**What to produce:** Copy out every line exactly, passing over the pictures.

**Material for this exercise:**
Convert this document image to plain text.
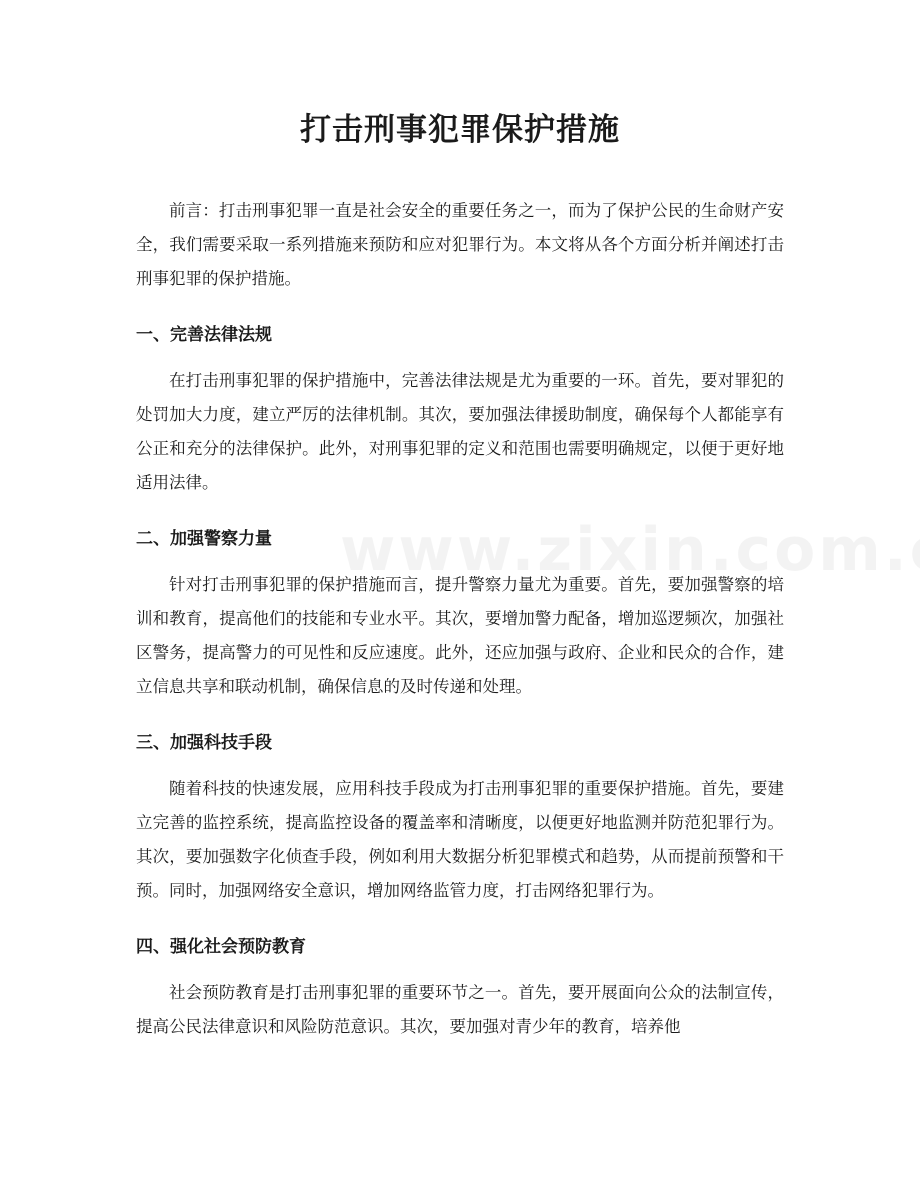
打击刑事犯罪保护措施

前言：打击刑事犯罪一直是社会安全的重要任务之一，而为了保护公民的生命财产安全，我们需要采取一系列措施来预防和应对犯罪行为。本文将从各个方面分析并阐述打击刑事犯罪的保护措施。

一、完善法律法规

在打击刑事犯罪的保护措施中，完善法律法规是尤为重要的一环。首先，要对罪犯的处罚加大力度，建立严厉的法律机制。其次，要加强法律援助制度，确保每个人都能享有公正和充分的法律保护。此外，对刑事犯罪的定义和范围也需要明确规定，以便于更好地适用法律。

二、加强警察力量

针对打击刑事犯罪的保护措施而言，提升警察力量尤为重要。首先，要加强警察的培训和教育，提高他们的技能和专业水平。其次，要增加警力配备，增加巡逻频次，加强社区警务，提高警力的可见性和反应速度。此外，还应加强与政府、企业和民众的合作，建立信息共享和联动机制，确保信息的及时传递和处理。

三、加强科技手段

随着科技的快速发展，应用科技手段成为打击刑事犯罪的重要保护措施。首先，要建立完善的监控系统，提高监控设备的覆盖率和清晰度，以便更好地监测并防范犯罪行为。其次，要加强数字化侦查手段，例如利用大数据分析犯罪模式和趋势，从而提前预警和干预。同时，加强网络安全意识，增加网络监管力度，打击网络犯罪行为。

四、强化社会预防教育

社会预防教育是打击刑事犯罪的重要环节之一。首先，要开展面向公众的法制宣传，提高公民法律意识和风险防范意识。其次，要加强对青少年的教育，培养他
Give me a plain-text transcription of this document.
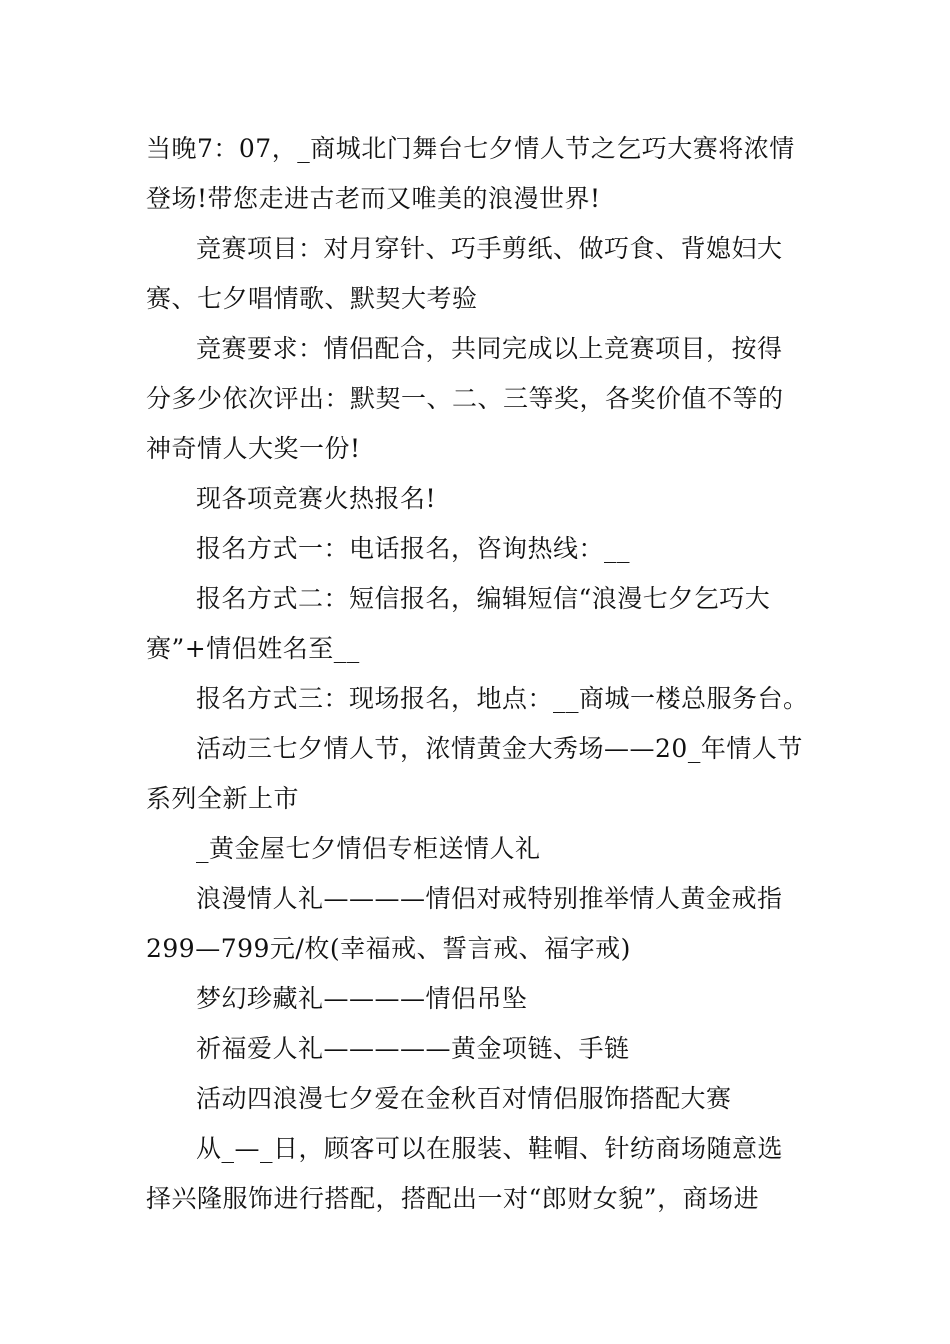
当晚7：07，_商城北门舞台七夕情人节之乞巧大赛将浓情
登场!带您走进古老而又唯美的浪漫世界!
竞赛项目：对月穿针、巧手剪纸、做巧食、背媳妇大
赛、七夕唱情歌、默契大考验
竞赛要求：情侣配合，共同完成以上竞赛项目，按得
分多少依次评出：默契一、二、三等奖，各奖价值不等的
神奇情人大奖一份!
现各项竞赛火热报名!
报名方式一：电话报名，咨询热线：__
报名方式二：短信报名，编辑短信“浪漫七夕乞巧大
赛”+情侣姓名至__
报名方式三：现场报名，地点：__商城一楼总服务台。
活动三七夕情人节，浓情黄金大秀场——20_年情人节
系列全新上市
_黄金屋七夕情侣专柜送情人礼
浪漫情人礼————情侣对戒特别推举情人黄金戒指
299—799元/枚(幸福戒、誓言戒、福字戒)
梦幻珍藏礼————情侣吊坠
祈福爱人礼—————黄金项链、手链
活动四浪漫七夕爱在金秋百对情侣服饰搭配大赛
从_—_日，顾客可以在服装、鞋帽、针纺商场随意选
择兴隆服饰进行搭配，搭配出一对“郎财女貌”，商场进
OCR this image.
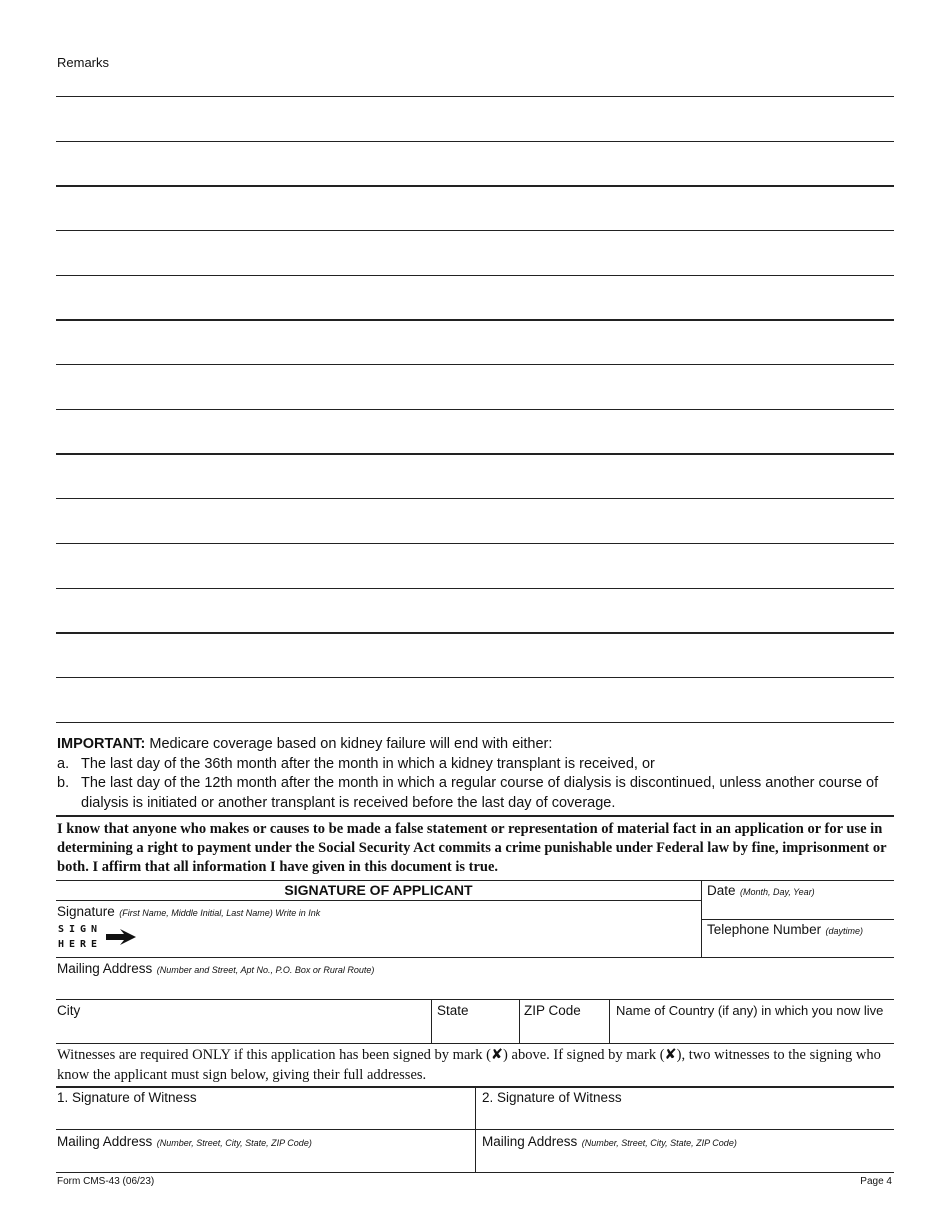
Remarks
IMPORTANT: Medicare coverage based on kidney failure will end with either:
a. The last day of the 36th month after the month in which a kidney transplant is received, or
b. The last day of the 12th month after the month in which a regular course of dialysis is discontinued, unless another course of dialysis is initiated or another transplant is received before the last day of coverage.
I know that anyone who makes or causes to be made a false statement or representation of material fact in an application or for use in determining a right to payment under the Social Security Act commits a crime punishable under Federal law by fine, imprisonment or both. I affirm that all information I have given in this document is true.
SIGNATURE OF APPLICANT
Signature (First Name, Middle Initial, Last Name) Write in Ink
SIGN
HERE
Date (Month, Day, Year)
Telephone Number (daytime)
Mailing Address (Number and Street, Apt No., P.O. Box or Rural Route)
City	State	ZIP Code	Name of Country (if any) in which you now live
Witnesses are required ONLY if this application has been signed by mark (✘) above. If signed by mark (✘), two witnesses to the signing who know the applicant must sign below, giving their full addresses.
1. Signature of Witness	2. Signature of Witness
Mailing Address (Number, Street, City, State, ZIP Code)	Mailing Address (Number, Street, City, State, ZIP Code)
Form CMS-43 (06/23)	Page 4
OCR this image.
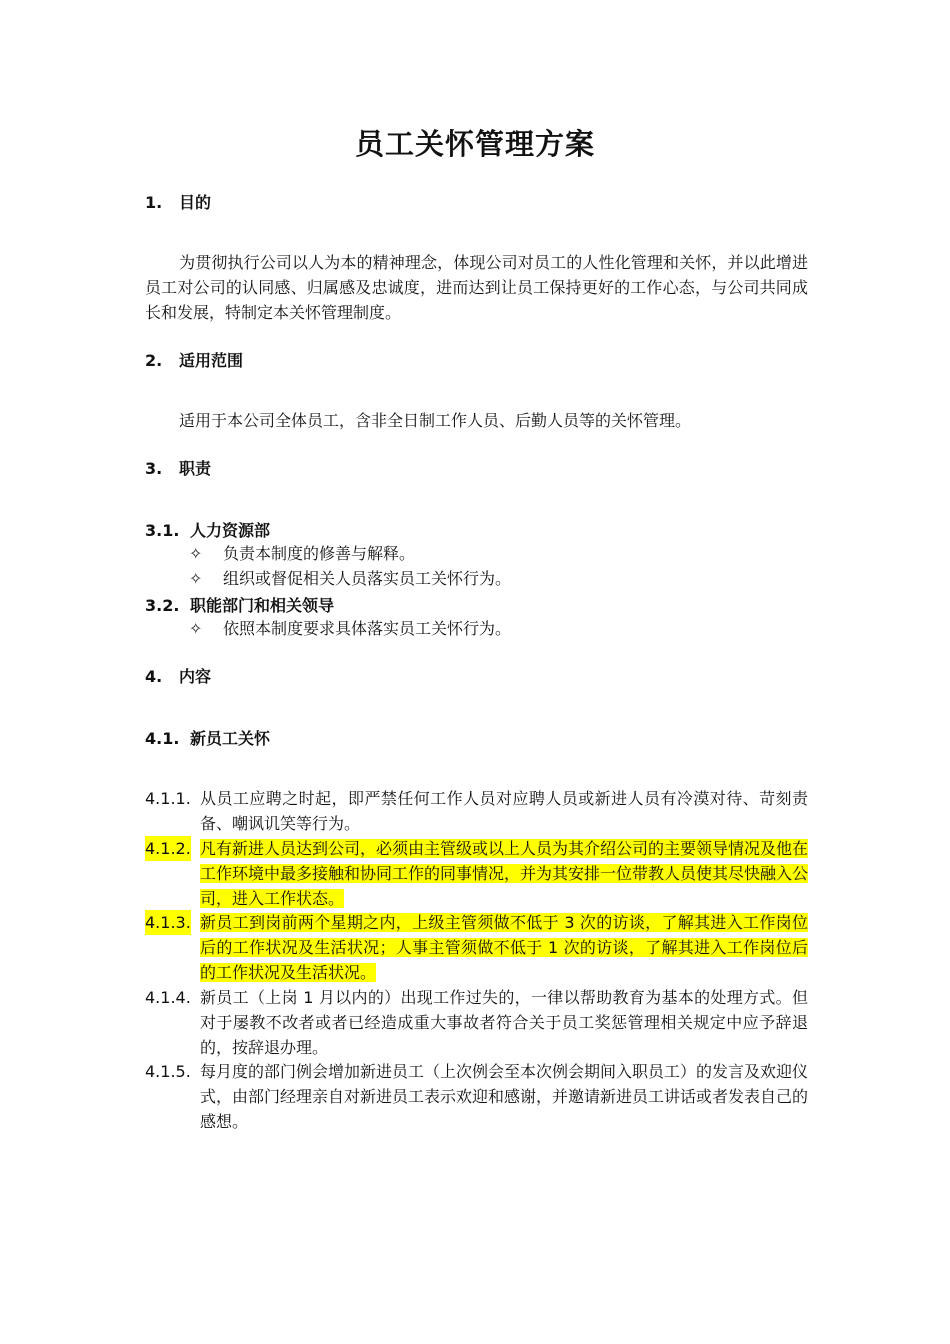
员工关怀管理方案
1. 目的
为贯彻执行公司以人为本的精神理念，体现公司对员工的人性化管理和关怀，并以此增进员工对公司的认同感、归属感及忠诚度，进而达到让员工保持更好的工作心态，与公司共同成长和发展，特制定本关怀管理制度。
2. 适用范围
适用于本公司全体员工，含非全日制工作人员、后勤人员等的关怀管理。
3. 职责
3.1. 人力资源部
✧ 负责本制度的修善与解释。
✧ 组织或督促相关人员落实员工关怀行为。
3.2. 职能部门和相关领导
✧ 依照本制度要求具体落实员工关怀行为。
4. 内容
4.1. 新员工关怀
4.1.1. 从员工应聘之时起，即严禁任何工作人员对应聘人员或新进人员有冷漠对待、苛刻责备、嘲讽讥笑等行为。
4.1.2. 凡有新进人员达到公司，必须由主管级或以上人员为其介绍公司的主要领导情况及他在工作环境中最多接触和协同工作的同事情况，并为其安排一位带教人员使其尽快融入公司，进入工作状态。
4.1.3. 新员工到岗前两个星期之内，上级主管须做不低于 3 次的访谈，了解其进入工作岗位后的工作状况及生活状况；人事主管须做不低于 1 次的访谈，了解其进入工作岗位后的工作状况及生活状况。
4.1.4. 新员工（上岗 1 月以内的）出现工作过失的，一律以帮助教育为基本的处理方式。但对于屡教不改者或者已经造成重大事故者符合关于员工奖惩管理相关规定中应予辞退的，按辞退办理。
4.1.5. 每月度的部门例会增加新进员工（上次例会至本次例会期间入职员工）的发言及欢迎仪式，由部门经理亲自对新进员工表示欢迎和感谢，并邀请新进员工讲话或者发表自己的感想。
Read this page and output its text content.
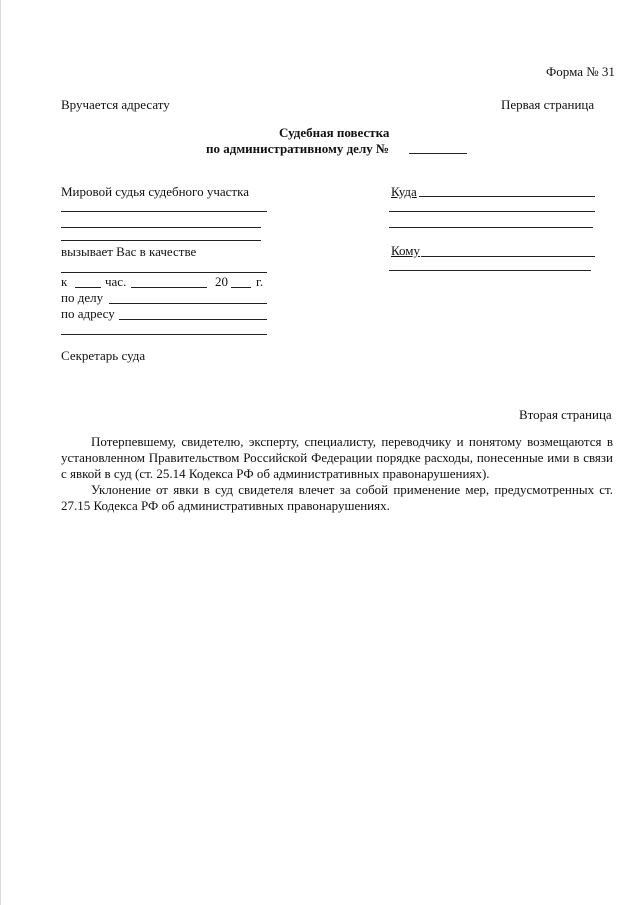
Форма № 31
Вручается адресату	Первая страница
Судебная повестка
по административному делу №
Мировой судья судебного участка
вызывает Вас в качестве
к	час.	20 г.
по делу
по адресу
Секретарь суда
Куда
Кому
Вторая страница
Потерпевшему, свидетелю, эксперту, специалисту, переводчику и понятому возмещаются в установленном Правительством Российской Федерации порядке расходы, понесенные ими в связи с явкой в суд (ст. 25.14 Кодекса РФ об административных правонарушениях).
Уклонение от явки в суд свидетеля влечет за собой применение мер, предусмотренных ст. 27.15 Кодекса РФ об административных правонарушениях.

**Exercise solution:**
Convert this document image to plain text.
打击刑事犯罪保护措施

前言：打击刑事犯罪一直是社会安全的重要任务之一，而为了保护公民的生命财产安全，我们需要采取一系列措施来预防和应对犯罪行为。本文将从各个方面分析并阐述打击刑事犯罪的保护措施。

一、完善法律法规

在打击刑事犯罪的保护措施中，完善法律法规是尤为重要的一环。首先，要对罪犯的处罚加大力度，建立严厉的法律机制。其次，要加强法律援助制度，确保每个人都能享有公正和充分的法律保护。此外，对刑事犯罪的定义和范围也需要明确规定，以便于更好地适用法律。

二、加强警察力量

针对打击刑事犯罪的保护措施而言，提升警察力量尤为重要。首先，要加强警察的培训和教育，提高他们的技能和专业水平。其次，要增加警力配备，增加巡逻频次，加强社区警务，提高警力的可见性和反应速度。此外，还应加强与政府、企业和民众的合作，建立信息共享和联动机制，确保信息的及时传递和处理。

三、加强科技手段

随着科技的快速发展，应用科技手段成为打击刑事犯罪的重要保护措施。首先，要建立完善的监控系统，提高监控设备的覆盖率和清晰度，以便更好地监测并防范犯罪行为。其次，要加强数字化侦查手段，例如利用大数据分析犯罪模式和趋势，从而提前预警和干预。同时，加强网络安全意识，增加网络监管力度，打击网络犯罪行为。

四、强化社会预防教育

社会预防教育是打击刑事犯罪的重要环节之一。首先，要开展面向公众的法制宣传，提高公民法律意识和风险防范意识。其次，要加强对青少年的教育，培养他
Give me a plain-text transcription of this document.
当晚7：07，_商城北门舞台七夕情人节之乞巧大赛将浓情
登场!带您走进古老而又唯美的浪漫世界!
竞赛项目：对月穿针、巧手剪纸、做巧食、背媳妇大
赛、七夕唱情歌、默契大考验
竞赛要求：情侣配合，共同完成以上竞赛项目，按得
分多少依次评出：默契一、二、三等奖，各奖价值不等的
神奇情人大奖一份!
现各项竞赛火热报名!
报名方式一：电话报名，咨询热线：__
报名方式二：短信报名，编辑短信“浪漫七夕乞巧大
赛”+情侣姓名至__
报名方式三：现场报名，地点：__商城一楼总服务台。
活动三七夕情人节，浓情黄金大秀场——20_年情人节
系列全新上市
_黄金屋七夕情侣专柜送情人礼
浪漫情人礼————情侣对戒特别推举情人黄金戒指
299—799元/枚(幸福戒、誓言戒、福字戒)
梦幻珍藏礼————情侣吊坠
祈福爱人礼—————黄金项链、手链
活动四浪漫七夕爱在金秋百对情侣服饰搭配大赛
从_—_日，顾客可以在服装、鞋帽、针纺商场随意选
择兴隆服饰进行搭配，搭配出一对“郎财女貌”，商场进
OCR this image.
Remarks
IMPORTANT: Medicare coverage based on kidney failure will end with either:
a. The last day of the 36th month after the month in which a kidney transplant is received, or
b. The last day of the 12th month after the month in which a regular course of dialysis is discontinued, unless another course of dialysis is initiated or another transplant is received before the last day of coverage.
I know that anyone who makes or causes to be made a false statement or representation of material fact in an application or for use in determining a right to payment under the Social Security Act commits a crime punishable under Federal law by fine, imprisonment or both. I affirm that all information I have given in this document is true.
SIGNATURE OF APPLICANT
Signature (First Name, Middle Initial, Last Name) Write in Ink
SIGN
HERE
Date (Month, Day, Year)
Telephone Number (daytime)
Mailing Address (Number and Street, Apt No., P.O. Box or Rural Route)
City	State	ZIP Code	Name of Country (if any) in which you now live
Witnesses are required ONLY if this application has been signed by mark (✘) above. If signed by mark (✘), two witnesses to the signing who know the applicant must sign below, giving their full addresses.
1. Signature of Witness	2. Signature of Witness
Mailing Address (Number, Street, City, State, ZIP Code)	Mailing Address (Number, Street, City, State, ZIP Code)
Form CMS-43 (06/23)	Page 4
OCR this image.
员工关怀管理方案
1. 目的
为贯彻执行公司以人为本的精神理念，体现公司对员工的人性化管理和关怀，并以此增进员工对公司的认同感、归属感及忠诚度，进而达到让员工保持更好的工作心态，与公司共同成长和发展，特制定本关怀管理制度。
2. 适用范围
适用于本公司全体员工，含非全日制工作人员、后勤人员等的关怀管理。
3. 职责
3.1. 人力资源部
✧ 负责本制度的修善与解释。
✧ 组织或督促相关人员落实员工关怀行为。
3.2. 职能部门和相关领导
✧ 依照本制度要求具体落实员工关怀行为。
4. 内容
4.1. 新员工关怀
4.1.1. 从员工应聘之时起，即严禁任何工作人员对应聘人员或新进人员有冷漠对待、苛刻责备、嘲讽讥笑等行为。
4.1.2. 凡有新进人员达到公司，必须由主管级或以上人员为其介绍公司的主要领导情况及他在工作环境中最多接触和协同工作的同事情况，并为其安排一位带教人员使其尽快融入公司，进入工作状态。
4.1.3. 新员工到岗前两个星期之内，上级主管须做不低于 3 次的访谈，了解其进入工作岗位后的工作状况及生活状况；人事主管须做不低于 1 次的访谈，了解其进入工作岗位后的工作状况及生活状况。
4.1.4. 新员工（上岗 1 月以内的）出现工作过失的，一律以帮助教育为基本的处理方式。但对于屡教不改者或者已经造成重大事故者符合关于员工奖惩管理相关规定中应予辞退的，按辞退办理。
4.1.5. 每月度的部门例会增加新进员工（上次例会至本次例会期间入职员工）的发言及欢迎仪式，由部门经理亲自对新进员工表示欢迎和感谢，并邀请新进员工讲话或者发表自己的感想。
Read this page and output its text content.
Форма № 31
Вручается адресату	Первая страница
Судебная повестка
по административному делу №
Мировой судья судебного участка
вызывает Вас в качестве
к	час.	20 г.
по делу
по адресу
Секретарь суда
Куда
Кому
Вторая страница
Потерпевшему, свидетелю, эксперту, специалисту, переводчику и понятому возмещаются в установленном Правительством Российской Федерации порядке расходы, понесенные ими в связи с явкой в суд (ст. 25.14 Кодекса РФ об административных правонарушениях).
Уклонение от явки в суд свидетеля влечет за собой применение мер, предусмотренных ст. 27.15 Кодекса РФ об административных правонарушениях.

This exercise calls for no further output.